CHALLENGE |
Recast each of the records below as a JSON list of strings, one string per line, leaving out blank lines.

TASK DATA |
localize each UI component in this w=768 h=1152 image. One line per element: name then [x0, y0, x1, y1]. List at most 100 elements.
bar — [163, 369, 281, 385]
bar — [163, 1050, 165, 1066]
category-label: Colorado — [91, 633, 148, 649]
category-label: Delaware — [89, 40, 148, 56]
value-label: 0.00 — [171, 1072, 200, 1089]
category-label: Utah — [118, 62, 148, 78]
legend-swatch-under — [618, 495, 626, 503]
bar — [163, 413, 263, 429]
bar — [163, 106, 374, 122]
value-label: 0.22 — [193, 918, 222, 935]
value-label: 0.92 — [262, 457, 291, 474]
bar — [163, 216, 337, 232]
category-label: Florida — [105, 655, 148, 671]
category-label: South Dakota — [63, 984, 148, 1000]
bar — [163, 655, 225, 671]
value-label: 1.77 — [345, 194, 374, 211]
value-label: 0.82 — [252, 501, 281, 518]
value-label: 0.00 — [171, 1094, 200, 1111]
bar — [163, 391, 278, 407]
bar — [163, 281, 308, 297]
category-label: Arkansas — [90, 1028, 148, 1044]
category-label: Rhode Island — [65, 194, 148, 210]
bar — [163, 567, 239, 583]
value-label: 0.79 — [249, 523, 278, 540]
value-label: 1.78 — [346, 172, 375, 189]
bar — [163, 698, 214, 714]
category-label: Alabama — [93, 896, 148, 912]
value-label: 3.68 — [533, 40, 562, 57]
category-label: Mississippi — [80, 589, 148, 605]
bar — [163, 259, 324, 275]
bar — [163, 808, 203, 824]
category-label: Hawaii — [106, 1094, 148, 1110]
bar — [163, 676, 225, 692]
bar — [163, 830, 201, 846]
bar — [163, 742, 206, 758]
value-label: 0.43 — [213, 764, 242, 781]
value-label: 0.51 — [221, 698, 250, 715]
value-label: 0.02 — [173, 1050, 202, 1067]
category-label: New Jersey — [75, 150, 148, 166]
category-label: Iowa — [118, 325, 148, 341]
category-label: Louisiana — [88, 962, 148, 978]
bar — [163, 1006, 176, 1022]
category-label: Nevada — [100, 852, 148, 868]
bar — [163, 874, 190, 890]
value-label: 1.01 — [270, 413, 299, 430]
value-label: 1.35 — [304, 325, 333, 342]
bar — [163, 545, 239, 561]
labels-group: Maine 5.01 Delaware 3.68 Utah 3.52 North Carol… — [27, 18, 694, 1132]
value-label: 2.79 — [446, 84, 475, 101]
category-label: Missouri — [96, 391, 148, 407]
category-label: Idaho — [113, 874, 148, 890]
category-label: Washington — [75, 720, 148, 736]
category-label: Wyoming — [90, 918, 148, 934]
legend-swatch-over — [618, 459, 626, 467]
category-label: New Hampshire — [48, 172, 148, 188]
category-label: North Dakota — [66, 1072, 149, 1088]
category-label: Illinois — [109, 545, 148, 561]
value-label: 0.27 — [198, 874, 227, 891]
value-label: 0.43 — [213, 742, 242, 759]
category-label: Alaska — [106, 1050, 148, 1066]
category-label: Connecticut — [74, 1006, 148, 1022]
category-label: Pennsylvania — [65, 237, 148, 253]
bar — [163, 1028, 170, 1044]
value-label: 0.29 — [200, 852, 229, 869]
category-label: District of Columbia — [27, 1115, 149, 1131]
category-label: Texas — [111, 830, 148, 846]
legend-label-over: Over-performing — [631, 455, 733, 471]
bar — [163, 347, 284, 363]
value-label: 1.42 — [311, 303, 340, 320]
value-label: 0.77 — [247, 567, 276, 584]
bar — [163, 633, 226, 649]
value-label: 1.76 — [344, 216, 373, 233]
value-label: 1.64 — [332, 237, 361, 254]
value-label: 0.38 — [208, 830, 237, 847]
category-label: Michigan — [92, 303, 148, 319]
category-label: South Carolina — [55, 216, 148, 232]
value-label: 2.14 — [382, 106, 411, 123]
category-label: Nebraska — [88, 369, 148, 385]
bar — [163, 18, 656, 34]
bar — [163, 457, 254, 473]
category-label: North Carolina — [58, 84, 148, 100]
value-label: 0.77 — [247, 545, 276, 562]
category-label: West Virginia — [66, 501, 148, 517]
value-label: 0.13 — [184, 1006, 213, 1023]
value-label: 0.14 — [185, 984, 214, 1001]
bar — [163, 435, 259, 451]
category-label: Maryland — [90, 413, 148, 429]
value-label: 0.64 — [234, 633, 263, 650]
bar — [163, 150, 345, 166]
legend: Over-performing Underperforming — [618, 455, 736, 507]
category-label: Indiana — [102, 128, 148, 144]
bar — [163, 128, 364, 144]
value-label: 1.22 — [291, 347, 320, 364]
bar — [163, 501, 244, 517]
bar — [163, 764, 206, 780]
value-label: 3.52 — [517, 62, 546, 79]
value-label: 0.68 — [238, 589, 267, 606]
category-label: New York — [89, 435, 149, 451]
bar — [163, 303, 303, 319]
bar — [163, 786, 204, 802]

WRITTEN SOLUTION |
[
  "localize each UI component in this w=768 h=1152 image. One line per element: name then [x0, y0, x1, y1]. List at most 100 elements.",
  "bar — [163, 369, 281, 385]",
  "bar — [163, 1050, 165, 1066]",
  "category-label: Colorado — [91, 633, 148, 649]",
  "category-label: Delaware — [89, 40, 148, 56]",
  "value-label: 0.00 — [171, 1072, 200, 1089]",
  "category-label: Utah — [118, 62, 148, 78]",
  "legend-swatch-under — [618, 495, 626, 503]",
  "bar — [163, 413, 263, 429]",
  "bar — [163, 106, 374, 122]",
  "value-label: 0.22 — [193, 918, 222, 935]",
  "value-label: 0.92 — [262, 457, 291, 474]",
  "bar — [163, 216, 337, 232]",
  "category-label: Florida — [105, 655, 148, 671]",
  "category-label: South Dakota — [63, 984, 148, 1000]",
  "bar — [163, 655, 225, 671]",
  "value-label: 1.77 — [345, 194, 374, 211]",
  "value-label: 0.82 — [252, 501, 281, 518]",
  "value-label: 0.00 — [171, 1094, 200, 1111]",
  "bar — [163, 391, 278, 407]",
  "bar — [163, 281, 308, 297]",
  "category-label: Arkansas — [90, 1028, 148, 1044]",
  "category-label: Rhode Island — [65, 194, 148, 210]",
  "bar — [163, 567, 239, 583]",
  "value-label: 0.79 — [249, 523, 278, 540]",
  "value-label: 1.78 — [346, 172, 375, 189]",
  "bar — [163, 698, 214, 714]",
  "category-label: Alabama — [93, 896, 148, 912]",
  "value-label: 3.68 — [533, 40, 562, 57]",
  "category-label: Mississippi — [80, 589, 148, 605]",
  "bar — [163, 259, 324, 275]",
  "bar — [163, 808, 203, 824]",
  "category-label: Hawaii — [106, 1094, 148, 1110]",
  "bar — [163, 676, 225, 692]",
  "bar — [163, 830, 201, 846]",
  "bar — [163, 742, 206, 758]",
  "value-label: 0.43 — [213, 764, 242, 781]",
  "value-label: 0.51 — [221, 698, 250, 715]",
  "value-label: 0.02 — [173, 1050, 202, 1067]",
  "category-label: New Jersey — [75, 150, 148, 166]",
  "category-label: Iowa — [118, 325, 148, 341]",
  "category-label: Louisiana — [88, 962, 148, 978]",
  "bar — [163, 1006, 176, 1022]",
  "category-label: Nevada — [100, 852, 148, 868]",
  "bar — [163, 874, 190, 890]",
  "value-label: 1.01 — [270, 413, 299, 430]",
  "value-label: 1.35 — [304, 325, 333, 342]",
  "bar — [163, 545, 239, 561]",
  "labels-group: Maine 5.01 Delaware 3.68 Utah 3.52 North Carol… — [27, 18, 694, 1132]",
  "value-label: 2.79 — [446, 84, 475, 101]",
  "category-label: Missouri — [96, 391, 148, 407]",
  "category-label: Idaho — [113, 874, 148, 890]",
  "category-label: Washington — [75, 720, 148, 736]",
  "category-label: Wyoming — [90, 918, 148, 934]",
  "legend-swatch-over — [618, 459, 626, 467]",
  "category-label: New Hampshire — [48, 172, 148, 188]",
  "category-label: North Dakota — [66, 1072, 149, 1088]",
  "category-label: Illinois — [109, 545, 148, 561]",
  "value-label: 0.27 — [198, 874, 227, 891]",
  "value-label: 0.43 — [213, 742, 242, 759]",
  "category-label: Alaska — [106, 1050, 148, 1066]",
  "category-label: Connecticut — [74, 1006, 148, 1022]",
  "category-label: Pennsylvania — [65, 237, 148, 253]",
  "bar — [163, 1028, 170, 1044]",
  "value-label: 0.29 — [200, 852, 229, 869]",
  "category-label: District of Columbia — [27, 1115, 149, 1131]",
  "category-label: Texas — [111, 830, 148, 846]",
  "legend-label-over: Over-performing — [631, 455, 733, 471]",
  "bar — [163, 347, 284, 363]",
  "value-label: 1.42 — [311, 303, 340, 320]",
  "value-label: 0.77 — [247, 567, 276, 584]",
  "bar — [163, 633, 226, 649]",
  "value-label: 1.76 — [344, 216, 373, 233]",
  "value-label: 1.64 — [332, 237, 361, 254]",
  "value-label: 0.38 — [208, 830, 237, 847]",
  "category-label: Michigan — [92, 303, 148, 319]",
  "category-label: South Carolina — [55, 216, 148, 232]",
  "value-label: 2.14 — [382, 106, 411, 123]",
  "category-label: Nebraska — [88, 369, 148, 385]",
  "bar — [163, 18, 656, 34]",
  "bar — [163, 457, 254, 473]",
  "category-label: North Carolina — [58, 84, 148, 100]",
  "value-label: 0.77 — [247, 545, 276, 562]",
  "category-label: West Virginia — [66, 501, 148, 517]",
  "value-label: 0.13 — [184, 1006, 213, 1023]",
  "value-label: 0.14 — [185, 984, 214, 1001]",
  "bar — [163, 435, 259, 451]",
  "category-label: Maryland — [90, 413, 148, 429]",
  "value-label: 0.64 — [234, 633, 263, 650]",
  "bar — [163, 150, 345, 166]",
  "legend: Over-performing Underperforming — [618, 455, 736, 507]",
  "category-label: Indiana — [102, 128, 148, 144]",
  "bar — [163, 128, 364, 144]",
  "value-label: 1.22 — [291, 347, 320, 364]",
  "bar — [163, 501, 244, 517]",
  "bar — [163, 764, 206, 780]",
  "value-label: 3.52 — [517, 62, 546, 79]",
  "value-label: 0.68 — [238, 589, 267, 606]",
  "category-label: New York — [89, 435, 149, 451]",
  "bar — [163, 303, 303, 319]",
  "bar — [163, 786, 204, 802]"
]